BEGIN
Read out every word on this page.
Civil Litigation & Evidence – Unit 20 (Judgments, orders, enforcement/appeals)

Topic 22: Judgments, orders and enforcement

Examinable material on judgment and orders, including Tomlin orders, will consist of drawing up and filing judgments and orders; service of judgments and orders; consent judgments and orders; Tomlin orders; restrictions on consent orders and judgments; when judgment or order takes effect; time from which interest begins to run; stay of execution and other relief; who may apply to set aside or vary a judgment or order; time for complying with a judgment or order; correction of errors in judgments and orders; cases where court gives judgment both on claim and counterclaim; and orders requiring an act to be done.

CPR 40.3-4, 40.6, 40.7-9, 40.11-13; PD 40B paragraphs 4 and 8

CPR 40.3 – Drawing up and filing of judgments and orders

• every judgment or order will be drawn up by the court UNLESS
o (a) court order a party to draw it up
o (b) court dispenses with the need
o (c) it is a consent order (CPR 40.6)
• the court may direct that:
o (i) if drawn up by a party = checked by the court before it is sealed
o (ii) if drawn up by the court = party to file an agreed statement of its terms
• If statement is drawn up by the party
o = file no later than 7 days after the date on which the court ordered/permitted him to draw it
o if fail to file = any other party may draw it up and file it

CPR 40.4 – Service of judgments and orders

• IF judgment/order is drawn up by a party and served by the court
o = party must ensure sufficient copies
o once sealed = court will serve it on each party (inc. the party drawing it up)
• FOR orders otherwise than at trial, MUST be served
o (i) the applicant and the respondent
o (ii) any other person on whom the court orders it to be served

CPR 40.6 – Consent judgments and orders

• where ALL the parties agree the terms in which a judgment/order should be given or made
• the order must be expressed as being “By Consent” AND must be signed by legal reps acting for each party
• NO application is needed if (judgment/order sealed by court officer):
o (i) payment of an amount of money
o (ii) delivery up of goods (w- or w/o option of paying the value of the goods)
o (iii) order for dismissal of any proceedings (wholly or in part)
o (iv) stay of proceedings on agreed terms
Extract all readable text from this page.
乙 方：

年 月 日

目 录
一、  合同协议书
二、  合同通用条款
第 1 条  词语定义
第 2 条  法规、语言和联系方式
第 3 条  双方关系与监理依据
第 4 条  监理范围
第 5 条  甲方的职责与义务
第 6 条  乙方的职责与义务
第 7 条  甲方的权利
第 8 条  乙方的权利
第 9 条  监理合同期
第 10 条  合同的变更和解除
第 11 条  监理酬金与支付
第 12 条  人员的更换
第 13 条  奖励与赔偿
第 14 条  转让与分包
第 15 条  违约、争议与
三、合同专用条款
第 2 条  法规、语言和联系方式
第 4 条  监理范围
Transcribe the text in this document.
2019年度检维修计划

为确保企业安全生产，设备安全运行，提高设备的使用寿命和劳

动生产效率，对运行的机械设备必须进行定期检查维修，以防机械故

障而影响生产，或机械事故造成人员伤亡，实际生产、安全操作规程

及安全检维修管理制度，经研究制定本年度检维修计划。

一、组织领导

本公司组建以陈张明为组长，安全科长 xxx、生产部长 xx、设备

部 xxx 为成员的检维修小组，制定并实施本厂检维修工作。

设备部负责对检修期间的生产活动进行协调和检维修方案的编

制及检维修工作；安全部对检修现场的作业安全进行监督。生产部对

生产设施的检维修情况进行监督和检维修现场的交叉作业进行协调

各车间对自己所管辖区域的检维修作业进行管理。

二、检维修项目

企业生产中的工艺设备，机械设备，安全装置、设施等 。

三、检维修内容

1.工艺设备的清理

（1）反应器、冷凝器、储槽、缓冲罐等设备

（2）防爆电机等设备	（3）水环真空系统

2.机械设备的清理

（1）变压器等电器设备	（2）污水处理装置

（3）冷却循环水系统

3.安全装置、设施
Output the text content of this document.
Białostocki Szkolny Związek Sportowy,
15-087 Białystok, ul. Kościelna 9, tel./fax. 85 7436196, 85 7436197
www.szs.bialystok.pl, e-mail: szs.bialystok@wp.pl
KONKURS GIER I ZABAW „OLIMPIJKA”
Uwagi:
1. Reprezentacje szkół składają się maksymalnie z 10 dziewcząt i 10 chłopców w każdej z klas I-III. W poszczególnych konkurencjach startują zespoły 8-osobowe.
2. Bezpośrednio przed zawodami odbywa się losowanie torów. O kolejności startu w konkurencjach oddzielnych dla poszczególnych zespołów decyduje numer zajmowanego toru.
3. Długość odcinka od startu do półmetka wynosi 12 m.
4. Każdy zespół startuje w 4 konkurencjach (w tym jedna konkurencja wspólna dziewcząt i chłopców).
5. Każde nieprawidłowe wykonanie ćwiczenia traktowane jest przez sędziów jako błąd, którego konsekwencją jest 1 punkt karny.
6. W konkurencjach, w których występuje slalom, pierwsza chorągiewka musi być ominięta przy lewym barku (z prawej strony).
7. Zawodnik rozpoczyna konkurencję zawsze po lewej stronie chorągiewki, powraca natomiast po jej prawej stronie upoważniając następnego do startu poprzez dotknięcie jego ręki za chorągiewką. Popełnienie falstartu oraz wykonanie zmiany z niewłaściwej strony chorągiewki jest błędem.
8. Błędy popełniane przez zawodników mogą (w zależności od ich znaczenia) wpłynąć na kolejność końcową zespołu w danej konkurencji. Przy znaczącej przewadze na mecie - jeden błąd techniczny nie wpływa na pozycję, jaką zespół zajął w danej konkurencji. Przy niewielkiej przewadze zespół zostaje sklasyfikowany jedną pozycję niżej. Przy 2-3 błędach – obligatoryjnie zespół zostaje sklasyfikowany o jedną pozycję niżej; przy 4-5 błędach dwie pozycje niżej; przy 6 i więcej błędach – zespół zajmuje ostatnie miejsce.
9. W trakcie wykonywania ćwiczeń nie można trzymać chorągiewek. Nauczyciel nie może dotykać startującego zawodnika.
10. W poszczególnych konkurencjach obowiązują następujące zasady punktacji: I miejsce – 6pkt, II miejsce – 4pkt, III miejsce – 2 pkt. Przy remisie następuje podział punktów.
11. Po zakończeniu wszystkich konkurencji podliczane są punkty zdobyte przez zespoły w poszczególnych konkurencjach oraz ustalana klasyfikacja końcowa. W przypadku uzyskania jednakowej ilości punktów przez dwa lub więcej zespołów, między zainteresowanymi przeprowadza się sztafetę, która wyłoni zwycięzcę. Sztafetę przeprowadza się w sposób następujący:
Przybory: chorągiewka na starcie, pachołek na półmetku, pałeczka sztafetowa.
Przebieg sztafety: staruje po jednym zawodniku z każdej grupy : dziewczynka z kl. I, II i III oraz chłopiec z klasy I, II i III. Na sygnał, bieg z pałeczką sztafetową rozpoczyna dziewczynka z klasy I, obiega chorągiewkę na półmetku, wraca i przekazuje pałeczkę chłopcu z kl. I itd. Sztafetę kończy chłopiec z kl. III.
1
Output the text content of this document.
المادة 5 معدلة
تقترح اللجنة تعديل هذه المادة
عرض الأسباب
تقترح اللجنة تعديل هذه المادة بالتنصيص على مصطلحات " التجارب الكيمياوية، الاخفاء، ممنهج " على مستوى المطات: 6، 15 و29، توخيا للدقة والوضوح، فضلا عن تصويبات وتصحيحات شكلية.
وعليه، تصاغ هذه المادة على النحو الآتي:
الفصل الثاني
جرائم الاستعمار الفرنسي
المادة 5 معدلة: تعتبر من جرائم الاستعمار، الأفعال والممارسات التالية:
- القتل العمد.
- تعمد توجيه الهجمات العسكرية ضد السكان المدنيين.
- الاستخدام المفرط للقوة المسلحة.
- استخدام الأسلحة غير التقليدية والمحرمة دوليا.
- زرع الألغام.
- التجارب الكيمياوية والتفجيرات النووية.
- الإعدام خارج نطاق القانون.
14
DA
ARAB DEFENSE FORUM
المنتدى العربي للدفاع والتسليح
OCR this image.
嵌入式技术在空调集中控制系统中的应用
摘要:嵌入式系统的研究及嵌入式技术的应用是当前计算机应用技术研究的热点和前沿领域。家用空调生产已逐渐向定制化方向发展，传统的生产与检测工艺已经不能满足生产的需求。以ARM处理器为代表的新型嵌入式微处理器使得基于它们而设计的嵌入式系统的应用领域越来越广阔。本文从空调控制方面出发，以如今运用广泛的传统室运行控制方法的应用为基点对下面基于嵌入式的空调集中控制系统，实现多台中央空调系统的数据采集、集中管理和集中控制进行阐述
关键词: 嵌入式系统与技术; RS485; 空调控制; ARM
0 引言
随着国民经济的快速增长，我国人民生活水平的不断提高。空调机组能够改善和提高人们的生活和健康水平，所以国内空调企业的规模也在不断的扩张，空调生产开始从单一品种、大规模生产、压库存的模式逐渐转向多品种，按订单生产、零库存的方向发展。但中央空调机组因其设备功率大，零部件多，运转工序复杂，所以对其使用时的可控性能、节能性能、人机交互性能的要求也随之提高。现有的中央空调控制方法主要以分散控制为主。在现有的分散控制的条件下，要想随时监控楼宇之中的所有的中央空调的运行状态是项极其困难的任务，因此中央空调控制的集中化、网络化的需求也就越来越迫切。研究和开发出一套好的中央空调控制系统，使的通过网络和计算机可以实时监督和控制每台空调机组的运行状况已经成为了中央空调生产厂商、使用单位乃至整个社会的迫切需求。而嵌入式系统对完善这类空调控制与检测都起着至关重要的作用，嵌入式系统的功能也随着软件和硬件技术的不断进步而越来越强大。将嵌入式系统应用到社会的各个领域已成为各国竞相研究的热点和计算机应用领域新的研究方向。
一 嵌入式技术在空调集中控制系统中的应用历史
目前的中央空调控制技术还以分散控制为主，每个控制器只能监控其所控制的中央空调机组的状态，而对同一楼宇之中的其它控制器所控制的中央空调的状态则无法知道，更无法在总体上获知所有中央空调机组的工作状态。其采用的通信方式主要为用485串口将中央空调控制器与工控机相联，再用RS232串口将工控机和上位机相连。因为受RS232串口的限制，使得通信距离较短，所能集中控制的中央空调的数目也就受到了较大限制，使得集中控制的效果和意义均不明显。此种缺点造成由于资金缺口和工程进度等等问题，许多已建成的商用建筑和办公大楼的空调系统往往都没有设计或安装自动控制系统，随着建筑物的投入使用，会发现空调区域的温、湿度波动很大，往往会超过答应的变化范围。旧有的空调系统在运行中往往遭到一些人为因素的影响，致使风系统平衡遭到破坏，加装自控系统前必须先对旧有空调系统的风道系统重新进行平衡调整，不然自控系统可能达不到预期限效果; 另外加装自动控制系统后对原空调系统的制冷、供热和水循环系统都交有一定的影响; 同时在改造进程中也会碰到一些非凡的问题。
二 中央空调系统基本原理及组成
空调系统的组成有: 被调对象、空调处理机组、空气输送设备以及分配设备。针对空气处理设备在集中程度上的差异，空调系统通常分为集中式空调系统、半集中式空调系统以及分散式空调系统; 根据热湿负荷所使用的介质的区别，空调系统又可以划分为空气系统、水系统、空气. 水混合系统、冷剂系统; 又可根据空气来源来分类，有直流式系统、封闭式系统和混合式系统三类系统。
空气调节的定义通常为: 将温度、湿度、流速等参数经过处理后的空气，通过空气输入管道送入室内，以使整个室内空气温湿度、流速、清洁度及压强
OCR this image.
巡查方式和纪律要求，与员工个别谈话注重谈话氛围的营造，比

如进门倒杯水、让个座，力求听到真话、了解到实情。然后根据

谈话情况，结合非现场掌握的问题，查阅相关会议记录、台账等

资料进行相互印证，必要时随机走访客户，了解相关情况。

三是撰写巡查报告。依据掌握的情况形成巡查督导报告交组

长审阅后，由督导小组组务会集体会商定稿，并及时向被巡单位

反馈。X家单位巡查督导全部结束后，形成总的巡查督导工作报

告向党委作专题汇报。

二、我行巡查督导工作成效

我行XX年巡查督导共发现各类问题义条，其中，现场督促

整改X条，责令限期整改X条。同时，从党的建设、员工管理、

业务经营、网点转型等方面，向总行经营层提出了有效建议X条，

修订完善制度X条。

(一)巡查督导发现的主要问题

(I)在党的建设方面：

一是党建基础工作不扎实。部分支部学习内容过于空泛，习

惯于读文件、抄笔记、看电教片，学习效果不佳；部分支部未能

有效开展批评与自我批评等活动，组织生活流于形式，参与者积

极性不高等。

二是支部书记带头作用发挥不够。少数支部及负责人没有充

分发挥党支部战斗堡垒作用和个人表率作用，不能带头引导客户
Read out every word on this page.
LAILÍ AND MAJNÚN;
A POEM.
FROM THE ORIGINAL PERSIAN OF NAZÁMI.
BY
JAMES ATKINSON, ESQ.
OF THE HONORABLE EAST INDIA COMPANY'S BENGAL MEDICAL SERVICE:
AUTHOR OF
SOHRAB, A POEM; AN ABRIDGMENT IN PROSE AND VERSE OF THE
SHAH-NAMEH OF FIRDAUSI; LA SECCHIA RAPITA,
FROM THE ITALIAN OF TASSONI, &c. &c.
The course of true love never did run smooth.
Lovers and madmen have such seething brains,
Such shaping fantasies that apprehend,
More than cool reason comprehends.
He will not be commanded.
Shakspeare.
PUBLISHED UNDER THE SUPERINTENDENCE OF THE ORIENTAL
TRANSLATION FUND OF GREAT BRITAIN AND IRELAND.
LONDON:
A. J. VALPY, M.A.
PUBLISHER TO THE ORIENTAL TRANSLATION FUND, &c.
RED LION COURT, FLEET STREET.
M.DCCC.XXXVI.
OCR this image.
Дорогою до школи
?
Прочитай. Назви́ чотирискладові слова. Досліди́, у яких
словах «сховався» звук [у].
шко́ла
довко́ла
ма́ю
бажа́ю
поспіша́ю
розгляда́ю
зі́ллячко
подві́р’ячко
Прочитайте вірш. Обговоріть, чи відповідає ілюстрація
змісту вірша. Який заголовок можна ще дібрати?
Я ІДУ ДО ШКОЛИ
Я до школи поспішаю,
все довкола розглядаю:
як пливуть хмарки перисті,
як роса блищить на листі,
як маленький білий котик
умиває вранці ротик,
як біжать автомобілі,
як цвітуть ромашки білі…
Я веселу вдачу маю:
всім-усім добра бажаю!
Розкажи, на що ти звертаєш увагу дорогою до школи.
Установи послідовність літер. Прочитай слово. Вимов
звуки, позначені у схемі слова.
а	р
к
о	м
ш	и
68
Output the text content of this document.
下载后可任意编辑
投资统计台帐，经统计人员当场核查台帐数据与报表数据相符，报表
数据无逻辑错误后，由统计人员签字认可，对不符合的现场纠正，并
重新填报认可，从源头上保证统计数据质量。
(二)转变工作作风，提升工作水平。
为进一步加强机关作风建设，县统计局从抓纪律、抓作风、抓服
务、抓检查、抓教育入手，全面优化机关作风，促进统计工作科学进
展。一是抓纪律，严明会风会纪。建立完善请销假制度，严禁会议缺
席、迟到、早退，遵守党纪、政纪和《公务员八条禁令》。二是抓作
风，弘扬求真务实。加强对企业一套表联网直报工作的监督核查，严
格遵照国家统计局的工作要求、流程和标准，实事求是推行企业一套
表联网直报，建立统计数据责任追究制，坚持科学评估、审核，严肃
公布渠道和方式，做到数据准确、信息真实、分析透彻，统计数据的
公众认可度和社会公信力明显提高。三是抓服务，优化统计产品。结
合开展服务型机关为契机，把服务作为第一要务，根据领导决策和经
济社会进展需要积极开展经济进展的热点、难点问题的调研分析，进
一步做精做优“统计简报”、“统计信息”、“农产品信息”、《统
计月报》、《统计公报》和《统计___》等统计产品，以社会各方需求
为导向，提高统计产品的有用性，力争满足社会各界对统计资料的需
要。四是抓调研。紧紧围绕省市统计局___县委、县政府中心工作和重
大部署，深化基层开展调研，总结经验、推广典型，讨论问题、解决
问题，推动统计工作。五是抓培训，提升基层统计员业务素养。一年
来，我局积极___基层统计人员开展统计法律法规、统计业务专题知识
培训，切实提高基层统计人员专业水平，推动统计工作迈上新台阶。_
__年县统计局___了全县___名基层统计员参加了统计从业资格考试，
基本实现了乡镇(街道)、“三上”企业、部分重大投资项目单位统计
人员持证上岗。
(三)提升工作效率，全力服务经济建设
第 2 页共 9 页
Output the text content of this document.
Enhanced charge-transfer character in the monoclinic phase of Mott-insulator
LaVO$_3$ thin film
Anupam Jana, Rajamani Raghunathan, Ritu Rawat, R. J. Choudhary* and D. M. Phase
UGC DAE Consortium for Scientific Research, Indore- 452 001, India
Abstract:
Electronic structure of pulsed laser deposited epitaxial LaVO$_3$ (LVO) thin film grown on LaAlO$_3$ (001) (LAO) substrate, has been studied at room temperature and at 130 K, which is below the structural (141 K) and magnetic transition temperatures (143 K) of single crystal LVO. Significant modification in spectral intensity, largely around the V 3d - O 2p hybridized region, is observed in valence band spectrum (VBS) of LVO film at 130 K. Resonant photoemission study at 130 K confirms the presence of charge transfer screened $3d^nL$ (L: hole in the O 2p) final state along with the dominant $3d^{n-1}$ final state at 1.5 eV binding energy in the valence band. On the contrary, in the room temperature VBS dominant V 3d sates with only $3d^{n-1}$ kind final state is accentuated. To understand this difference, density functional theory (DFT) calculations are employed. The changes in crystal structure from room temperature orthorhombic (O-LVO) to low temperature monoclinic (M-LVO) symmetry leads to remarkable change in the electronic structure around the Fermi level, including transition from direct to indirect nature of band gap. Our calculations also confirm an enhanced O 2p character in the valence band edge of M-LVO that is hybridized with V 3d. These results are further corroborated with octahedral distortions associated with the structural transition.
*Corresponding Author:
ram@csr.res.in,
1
END
→ STATED EXERCISE
Using the entries above, return each line in which the word "konkurencji" occurs.

→ RESULT BELOW
8. Błędy popełniane przez zawodników mogą (w zależności od ich znaczenia) wpłynąć na kolejność końcową zespołu w danej konkurencji. Przy znaczącej przewadze na mecie - jeden błąd techniczny nie wpływa na pozycję, jaką zespół zajął w danej konkurencji. Przy niewielkiej przewadze zespół zostaje sklasyfikowany jedną pozycję niżej. Przy 2-3 błędach – obligatoryjnie zespół zostaje sklasyfikowany o jedną pozycję niżej; przy 4-5 błędach dwie pozycje niżej; przy 6 i więcej błędach – zespół zajmuje ostatnie miejsce.
11. Po zakończeniu wszystkich konkurencji podliczane są punkty zdobyte przez zespoły w poszczególnych konkurencjach oraz ustalana klasyfikacja końcowa. W przypadku uzyskania jednakowej ilości punktów przez dwa lub więcej zespołów, między zainteresowanymi przeprowadza się sztafetę, która wyłoni zwycięzcę. Sztafetę przeprowadza się w sposób następujący:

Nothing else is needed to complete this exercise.